_Stated problem_
Write out the data below in full, unchanged, minus the images.

+ + + + + + +

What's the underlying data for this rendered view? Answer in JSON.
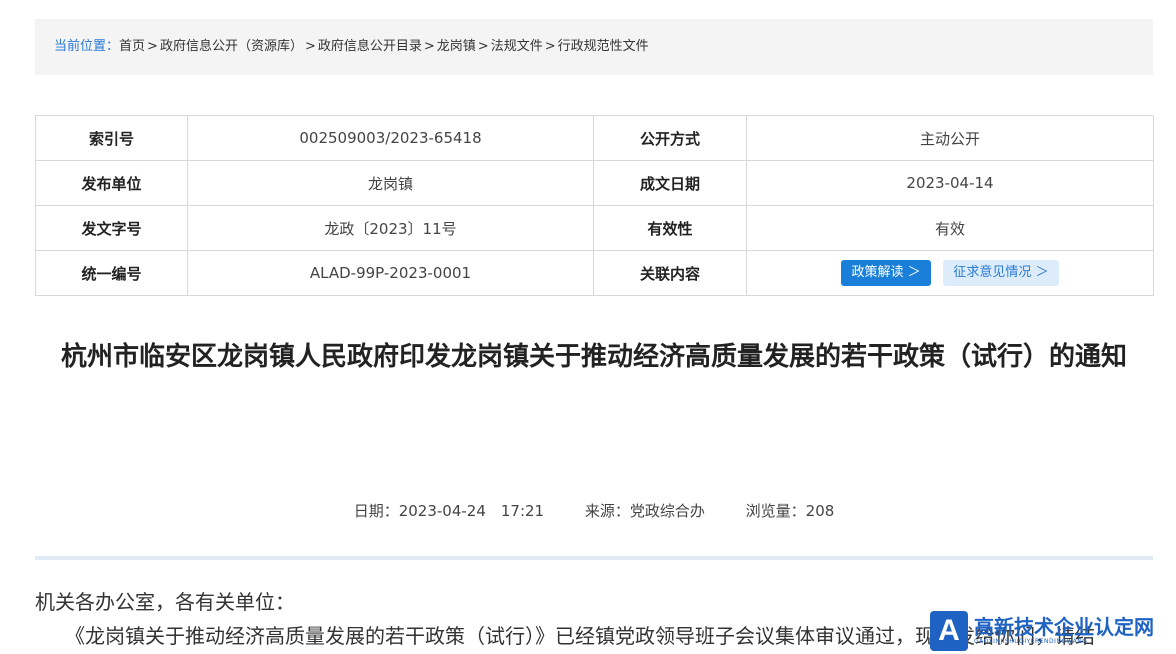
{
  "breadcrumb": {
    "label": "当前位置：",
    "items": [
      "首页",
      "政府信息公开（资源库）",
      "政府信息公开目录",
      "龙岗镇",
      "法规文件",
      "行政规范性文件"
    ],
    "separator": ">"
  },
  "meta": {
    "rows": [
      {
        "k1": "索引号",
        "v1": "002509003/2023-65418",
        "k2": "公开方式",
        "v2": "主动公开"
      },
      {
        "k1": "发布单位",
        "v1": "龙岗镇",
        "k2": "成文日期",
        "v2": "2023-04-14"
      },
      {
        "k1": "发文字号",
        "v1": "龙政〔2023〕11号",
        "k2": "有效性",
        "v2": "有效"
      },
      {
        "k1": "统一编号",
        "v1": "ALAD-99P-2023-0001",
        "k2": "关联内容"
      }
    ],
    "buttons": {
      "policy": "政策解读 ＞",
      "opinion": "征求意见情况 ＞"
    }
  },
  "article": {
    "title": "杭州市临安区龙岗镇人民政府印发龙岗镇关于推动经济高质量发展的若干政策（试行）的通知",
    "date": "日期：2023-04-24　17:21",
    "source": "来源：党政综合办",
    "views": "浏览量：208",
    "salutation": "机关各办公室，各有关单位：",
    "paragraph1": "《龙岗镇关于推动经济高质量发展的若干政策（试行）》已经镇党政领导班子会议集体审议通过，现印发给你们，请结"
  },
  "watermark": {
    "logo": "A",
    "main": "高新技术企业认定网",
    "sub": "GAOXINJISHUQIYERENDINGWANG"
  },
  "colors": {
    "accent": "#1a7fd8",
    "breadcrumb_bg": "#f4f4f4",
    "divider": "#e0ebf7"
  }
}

+ + + + + + +

_Exercise output_
What's the underlying data for this rendered view? Answer in JSON.
{
  "breadcrumb": {
    "label": "当前位置：",
    "items": [
      "首页",
      "政府信息公开（资源库）",
      "政府信息公开目录",
      "龙岗镇",
      "法规文件",
      "行政规范性文件"
    ],
    "separator": ">"
  },
  "meta": {
    "rows": [
      {
        "k1": "索引号",
        "v1": "002509003/2023-65418",
        "k2": "公开方式",
        "v2": "主动公开"
      },
      {
        "k1": "发布单位",
        "v1": "龙岗镇",
        "k2": "成文日期",
        "v2": "2023-04-14"
      },
      {
        "k1": "发文字号",
        "v1": "龙政〔2023〕11号",
        "k2": "有效性",
        "v2": "有效"
      },
      {
        "k1": "统一编号",
        "v1": "ALAD-99P-2023-0001",
        "k2": "关联内容"
      }
    ],
    "buttons": {
      "policy": "政策解读 ＞",
      "opinion": "征求意见情况 ＞"
    }
  },
  "article": {
    "title": "杭州市临安区龙岗镇人民政府印发龙岗镇关于推动经济高质量发展的若干政策（试行）的通知",
    "date": "日期：2023-04-24　17:21",
    "source": "来源：党政综合办",
    "views": "浏览量：208",
    "salutation": "机关各办公室，各有关单位：",
    "paragraph1": "《龙岗镇关于推动经济高质量发展的若干政策（试行）》已经镇党政领导班子会议集体审议通过，现印发给你们，请结"
  },
  "watermark": {
    "logo": "A",
    "main": "高新技术企业认定网",
    "sub": "GAOXINJISHUQIYERENDINGWANG"
  },
  "colors": {
    "accent": "#1a7fd8",
    "breadcrumb_bg": "#f4f4f4",
    "divider": "#e0ebf7"
  }
}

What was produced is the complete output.